─── Reading passage

Good start. Well done. Needs a bit more explanation, though. Why can a word not start and end with the same consonant? But all very interesting. --Doric Loon 21:05, 7 March 2007 (UTC)

I know, it's just a stub. I finally wanted to get rid of the list we exported to wiktionary, and have a short article in its place. needs work. A good explanation of root structure is in Rix et al. 2001. dab (𒁳) 11:39, 8 March 2007 (UTC)

Wrong constraints[edit]

the root constraints are wrong. the correct rule is

  • no two plain voiced stops
  • no voiceless with voiced aspirate (except when an s precedes, e.g. stebh-)

Benwing 05:51, 14 June 2007 (UTC)

I agree. I'll try to sort it out as soon as my time allows. --ἀνυπόδητος (talk) 17:43, 28 October 2008 (UTC)
Rewritten the article now. The problems should be solved. --ἀνυπόδητος (talk) 20:44, 4 November 2008 (UTC)


I need help. I get many boxes instead of characters reading the Indo-European language transcriptions. Any suggestions?

Kathleen Weber

(1) Make sure you have a font installed that includes the correct characters. (2) Make sure you aren't using Internet Explorer. —Angr 05:27, 2 July 2007 (UTC)

Square brackets[edit]

In the chart, what do the square brackets mean? Does [HR]mean that a root can have a sequence HR or nothing in that location, or that it can have H or R or HR or nothing, or that it must have H or R, one or the other? (talk) 14:00, 23 June 2008 (UTC)

Good question. The square brackets seem to mean "optional" in most cases, but of course e isn't a possible root shape. —Angr 19:34, 23 June 2008 (UTC)

restrictions on root structure[edit]

I've also read that one of the constraints is that it couldn't contain two stops of the same place articulation (classifying *m in the same groups with other bilabials *p, *b, *bh, but *n not with coronals *t, *d, *dh, *s). Can this be confirmed before adding? I can find this statement only on one place thus the reluctance. If so, this could also be one of the arguments in favour of three-way dorsal contrast because roots with velar+palatovelar, velar+labiovelar, labiovelar+palatovelar are reconstructable.

──────
─── Given entries

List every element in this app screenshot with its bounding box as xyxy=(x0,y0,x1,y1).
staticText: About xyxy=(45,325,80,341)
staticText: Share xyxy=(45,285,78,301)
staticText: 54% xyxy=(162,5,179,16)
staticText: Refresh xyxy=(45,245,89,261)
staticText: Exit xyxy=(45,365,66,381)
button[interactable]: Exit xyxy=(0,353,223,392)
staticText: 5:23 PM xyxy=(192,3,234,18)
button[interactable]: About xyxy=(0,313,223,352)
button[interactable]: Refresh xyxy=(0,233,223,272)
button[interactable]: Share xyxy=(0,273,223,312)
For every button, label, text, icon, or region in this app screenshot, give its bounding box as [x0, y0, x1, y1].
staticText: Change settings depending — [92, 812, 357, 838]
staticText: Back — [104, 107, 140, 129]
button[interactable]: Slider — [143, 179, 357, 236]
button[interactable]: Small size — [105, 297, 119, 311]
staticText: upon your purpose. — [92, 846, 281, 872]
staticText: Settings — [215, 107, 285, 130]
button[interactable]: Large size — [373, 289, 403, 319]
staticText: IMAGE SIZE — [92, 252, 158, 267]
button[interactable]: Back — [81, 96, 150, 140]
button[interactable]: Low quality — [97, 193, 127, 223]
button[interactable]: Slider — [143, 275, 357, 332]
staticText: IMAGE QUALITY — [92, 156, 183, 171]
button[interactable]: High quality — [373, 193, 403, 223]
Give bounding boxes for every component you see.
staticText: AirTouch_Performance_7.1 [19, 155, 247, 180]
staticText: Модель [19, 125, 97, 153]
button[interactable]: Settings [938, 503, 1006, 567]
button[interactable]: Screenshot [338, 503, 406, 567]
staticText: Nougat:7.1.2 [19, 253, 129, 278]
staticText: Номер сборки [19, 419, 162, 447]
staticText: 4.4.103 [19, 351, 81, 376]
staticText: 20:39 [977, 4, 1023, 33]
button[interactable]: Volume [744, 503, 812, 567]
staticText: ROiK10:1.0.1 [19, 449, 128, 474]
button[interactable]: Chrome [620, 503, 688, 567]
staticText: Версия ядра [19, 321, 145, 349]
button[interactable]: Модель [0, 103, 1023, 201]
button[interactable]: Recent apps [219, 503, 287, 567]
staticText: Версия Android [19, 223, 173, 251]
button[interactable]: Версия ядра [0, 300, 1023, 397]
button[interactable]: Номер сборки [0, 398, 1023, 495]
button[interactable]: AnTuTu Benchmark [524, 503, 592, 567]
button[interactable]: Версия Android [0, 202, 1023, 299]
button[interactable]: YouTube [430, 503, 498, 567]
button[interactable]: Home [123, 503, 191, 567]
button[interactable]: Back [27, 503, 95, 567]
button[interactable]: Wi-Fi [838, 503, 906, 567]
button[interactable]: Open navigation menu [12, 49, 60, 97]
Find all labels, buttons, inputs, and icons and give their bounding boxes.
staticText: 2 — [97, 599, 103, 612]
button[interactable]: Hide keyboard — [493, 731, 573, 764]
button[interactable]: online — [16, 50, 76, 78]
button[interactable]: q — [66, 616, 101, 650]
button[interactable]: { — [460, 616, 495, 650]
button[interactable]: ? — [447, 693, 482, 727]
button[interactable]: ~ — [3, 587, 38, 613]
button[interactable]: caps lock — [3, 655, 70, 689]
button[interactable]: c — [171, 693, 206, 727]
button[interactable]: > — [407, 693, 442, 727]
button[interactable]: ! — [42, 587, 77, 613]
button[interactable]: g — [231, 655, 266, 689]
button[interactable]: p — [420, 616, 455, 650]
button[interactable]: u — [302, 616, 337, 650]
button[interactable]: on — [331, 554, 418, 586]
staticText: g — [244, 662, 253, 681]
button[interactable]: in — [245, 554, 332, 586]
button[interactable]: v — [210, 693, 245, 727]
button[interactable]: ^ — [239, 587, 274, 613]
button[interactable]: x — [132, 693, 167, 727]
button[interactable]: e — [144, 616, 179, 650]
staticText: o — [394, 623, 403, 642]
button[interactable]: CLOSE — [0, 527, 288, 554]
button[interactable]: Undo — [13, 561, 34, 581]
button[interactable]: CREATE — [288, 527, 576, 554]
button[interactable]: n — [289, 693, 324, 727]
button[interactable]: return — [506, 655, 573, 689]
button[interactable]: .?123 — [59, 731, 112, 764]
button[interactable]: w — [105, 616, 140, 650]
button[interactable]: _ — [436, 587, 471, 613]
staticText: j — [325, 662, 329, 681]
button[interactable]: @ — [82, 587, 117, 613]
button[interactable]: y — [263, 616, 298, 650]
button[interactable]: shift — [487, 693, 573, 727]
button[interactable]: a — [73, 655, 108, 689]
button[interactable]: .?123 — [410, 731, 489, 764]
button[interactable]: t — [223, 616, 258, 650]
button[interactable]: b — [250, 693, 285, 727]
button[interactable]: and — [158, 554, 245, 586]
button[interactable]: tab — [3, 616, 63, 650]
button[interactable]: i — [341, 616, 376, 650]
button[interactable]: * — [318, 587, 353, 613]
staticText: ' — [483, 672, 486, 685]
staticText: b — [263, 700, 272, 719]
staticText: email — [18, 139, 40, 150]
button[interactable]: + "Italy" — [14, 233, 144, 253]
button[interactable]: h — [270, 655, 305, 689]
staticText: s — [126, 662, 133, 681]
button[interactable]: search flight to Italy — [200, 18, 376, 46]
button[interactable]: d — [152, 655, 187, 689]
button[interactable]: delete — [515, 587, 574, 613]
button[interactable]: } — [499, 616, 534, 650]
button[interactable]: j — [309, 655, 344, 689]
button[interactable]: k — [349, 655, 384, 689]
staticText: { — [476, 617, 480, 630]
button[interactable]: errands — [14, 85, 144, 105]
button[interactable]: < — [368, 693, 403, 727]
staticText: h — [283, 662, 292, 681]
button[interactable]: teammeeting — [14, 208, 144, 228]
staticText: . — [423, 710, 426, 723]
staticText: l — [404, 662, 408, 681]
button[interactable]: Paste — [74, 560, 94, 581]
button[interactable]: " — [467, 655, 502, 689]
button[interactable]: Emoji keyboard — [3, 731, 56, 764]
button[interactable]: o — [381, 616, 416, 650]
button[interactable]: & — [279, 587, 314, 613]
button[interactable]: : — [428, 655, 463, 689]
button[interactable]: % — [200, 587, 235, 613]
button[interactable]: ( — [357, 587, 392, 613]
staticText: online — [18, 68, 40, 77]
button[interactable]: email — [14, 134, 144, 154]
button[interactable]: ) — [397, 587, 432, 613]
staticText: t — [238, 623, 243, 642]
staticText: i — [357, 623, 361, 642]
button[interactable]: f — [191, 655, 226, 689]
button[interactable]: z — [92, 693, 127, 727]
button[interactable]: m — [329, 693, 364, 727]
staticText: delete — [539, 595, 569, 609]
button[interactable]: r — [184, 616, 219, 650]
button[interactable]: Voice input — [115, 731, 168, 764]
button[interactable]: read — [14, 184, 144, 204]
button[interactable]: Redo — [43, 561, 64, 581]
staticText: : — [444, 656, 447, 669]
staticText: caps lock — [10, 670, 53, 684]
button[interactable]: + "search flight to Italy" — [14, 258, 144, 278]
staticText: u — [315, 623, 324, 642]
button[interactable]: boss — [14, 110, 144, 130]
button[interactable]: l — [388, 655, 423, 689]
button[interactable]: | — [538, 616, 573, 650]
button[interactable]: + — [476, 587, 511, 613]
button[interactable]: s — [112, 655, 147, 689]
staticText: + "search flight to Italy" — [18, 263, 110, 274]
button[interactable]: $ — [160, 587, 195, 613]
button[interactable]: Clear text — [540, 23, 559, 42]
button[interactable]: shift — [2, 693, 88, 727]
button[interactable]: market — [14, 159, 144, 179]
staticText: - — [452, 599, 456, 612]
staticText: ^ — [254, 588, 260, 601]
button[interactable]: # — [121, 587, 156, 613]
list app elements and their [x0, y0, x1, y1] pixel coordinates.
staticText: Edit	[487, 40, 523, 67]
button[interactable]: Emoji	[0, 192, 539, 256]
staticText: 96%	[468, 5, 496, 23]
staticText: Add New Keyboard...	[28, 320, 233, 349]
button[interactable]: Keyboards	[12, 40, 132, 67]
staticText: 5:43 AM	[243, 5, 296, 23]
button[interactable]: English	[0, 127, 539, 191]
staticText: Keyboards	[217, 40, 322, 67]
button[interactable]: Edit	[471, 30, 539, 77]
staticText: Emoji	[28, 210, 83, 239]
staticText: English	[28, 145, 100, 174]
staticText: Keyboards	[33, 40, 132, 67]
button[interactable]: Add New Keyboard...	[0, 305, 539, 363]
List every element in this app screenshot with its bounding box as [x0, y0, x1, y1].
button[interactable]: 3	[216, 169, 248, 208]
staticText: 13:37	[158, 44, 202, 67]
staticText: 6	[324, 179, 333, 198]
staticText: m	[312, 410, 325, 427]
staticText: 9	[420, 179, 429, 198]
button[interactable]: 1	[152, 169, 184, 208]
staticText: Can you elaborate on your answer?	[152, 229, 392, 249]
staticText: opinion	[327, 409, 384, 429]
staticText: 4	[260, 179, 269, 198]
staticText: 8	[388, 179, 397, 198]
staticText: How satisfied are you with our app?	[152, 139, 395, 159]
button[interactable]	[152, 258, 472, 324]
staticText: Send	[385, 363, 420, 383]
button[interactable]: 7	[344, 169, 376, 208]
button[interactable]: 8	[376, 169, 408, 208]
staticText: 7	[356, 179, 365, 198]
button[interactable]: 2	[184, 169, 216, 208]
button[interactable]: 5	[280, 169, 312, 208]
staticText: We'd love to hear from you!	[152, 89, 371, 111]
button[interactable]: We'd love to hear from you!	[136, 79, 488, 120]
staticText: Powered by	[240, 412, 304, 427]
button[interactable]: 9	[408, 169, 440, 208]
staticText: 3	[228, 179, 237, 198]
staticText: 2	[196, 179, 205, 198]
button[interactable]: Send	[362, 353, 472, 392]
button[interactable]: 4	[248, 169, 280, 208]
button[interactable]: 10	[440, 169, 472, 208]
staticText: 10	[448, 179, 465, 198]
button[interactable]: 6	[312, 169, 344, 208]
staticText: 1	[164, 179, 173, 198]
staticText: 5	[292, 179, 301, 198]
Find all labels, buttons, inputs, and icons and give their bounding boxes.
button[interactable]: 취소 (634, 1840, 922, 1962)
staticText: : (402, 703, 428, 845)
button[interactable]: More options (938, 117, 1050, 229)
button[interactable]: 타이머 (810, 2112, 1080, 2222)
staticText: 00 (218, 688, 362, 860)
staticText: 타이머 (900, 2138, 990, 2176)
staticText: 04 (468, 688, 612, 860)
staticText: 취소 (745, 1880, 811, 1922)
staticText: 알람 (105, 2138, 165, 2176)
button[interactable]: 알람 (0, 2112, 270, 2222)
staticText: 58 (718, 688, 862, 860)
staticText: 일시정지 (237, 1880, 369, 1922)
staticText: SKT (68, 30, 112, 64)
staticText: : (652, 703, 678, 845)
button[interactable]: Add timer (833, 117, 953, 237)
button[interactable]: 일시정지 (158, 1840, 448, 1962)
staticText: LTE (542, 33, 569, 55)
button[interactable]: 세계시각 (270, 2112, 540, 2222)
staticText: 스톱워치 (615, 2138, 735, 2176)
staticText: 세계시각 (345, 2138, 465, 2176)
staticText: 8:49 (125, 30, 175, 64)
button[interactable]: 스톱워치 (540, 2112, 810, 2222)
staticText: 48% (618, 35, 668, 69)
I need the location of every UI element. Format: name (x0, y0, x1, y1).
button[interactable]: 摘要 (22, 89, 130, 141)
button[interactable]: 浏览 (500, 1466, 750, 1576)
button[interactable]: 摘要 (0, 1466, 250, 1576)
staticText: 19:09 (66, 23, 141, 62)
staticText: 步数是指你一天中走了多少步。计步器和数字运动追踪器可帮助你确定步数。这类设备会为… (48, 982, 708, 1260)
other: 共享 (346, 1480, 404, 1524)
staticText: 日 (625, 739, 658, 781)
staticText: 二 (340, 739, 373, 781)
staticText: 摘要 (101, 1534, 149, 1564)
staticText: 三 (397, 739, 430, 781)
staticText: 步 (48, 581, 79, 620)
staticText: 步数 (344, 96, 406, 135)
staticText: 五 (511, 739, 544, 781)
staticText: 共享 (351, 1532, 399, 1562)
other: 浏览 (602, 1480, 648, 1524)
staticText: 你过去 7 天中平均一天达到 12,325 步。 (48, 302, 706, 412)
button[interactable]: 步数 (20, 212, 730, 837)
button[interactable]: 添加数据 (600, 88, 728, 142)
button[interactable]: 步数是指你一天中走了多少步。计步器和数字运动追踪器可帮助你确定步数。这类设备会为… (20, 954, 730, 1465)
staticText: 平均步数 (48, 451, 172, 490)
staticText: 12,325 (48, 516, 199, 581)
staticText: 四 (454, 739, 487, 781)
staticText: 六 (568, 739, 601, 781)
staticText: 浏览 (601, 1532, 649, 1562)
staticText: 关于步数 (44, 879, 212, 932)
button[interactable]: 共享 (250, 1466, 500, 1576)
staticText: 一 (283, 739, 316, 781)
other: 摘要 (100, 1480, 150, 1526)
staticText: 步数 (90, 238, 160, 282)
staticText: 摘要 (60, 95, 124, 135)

──────

§ Goal of the exercise: Condense the paragraph of the discussion on root structure that begins "I've also read that one of the constraints" into a bulleted list that keeps its main facts. Rely solely on the discussion on root structure.

§ Correct output:
- Reported constraint: a root could not contain two stops with the same place of articulation.
- *m is grouped with the bilabials *p, *b, *bh, but *n is not grouped with the coronals *t, *d, *dh, *s.
- The writer found this claim in only one place and asks for confirmation before adding it.
- If confirmed, it could support a three-way dorsal contrast, because roots with velar+palatovelar, velar+labiovelar and labiovelar+palatovelar can be reconstructed.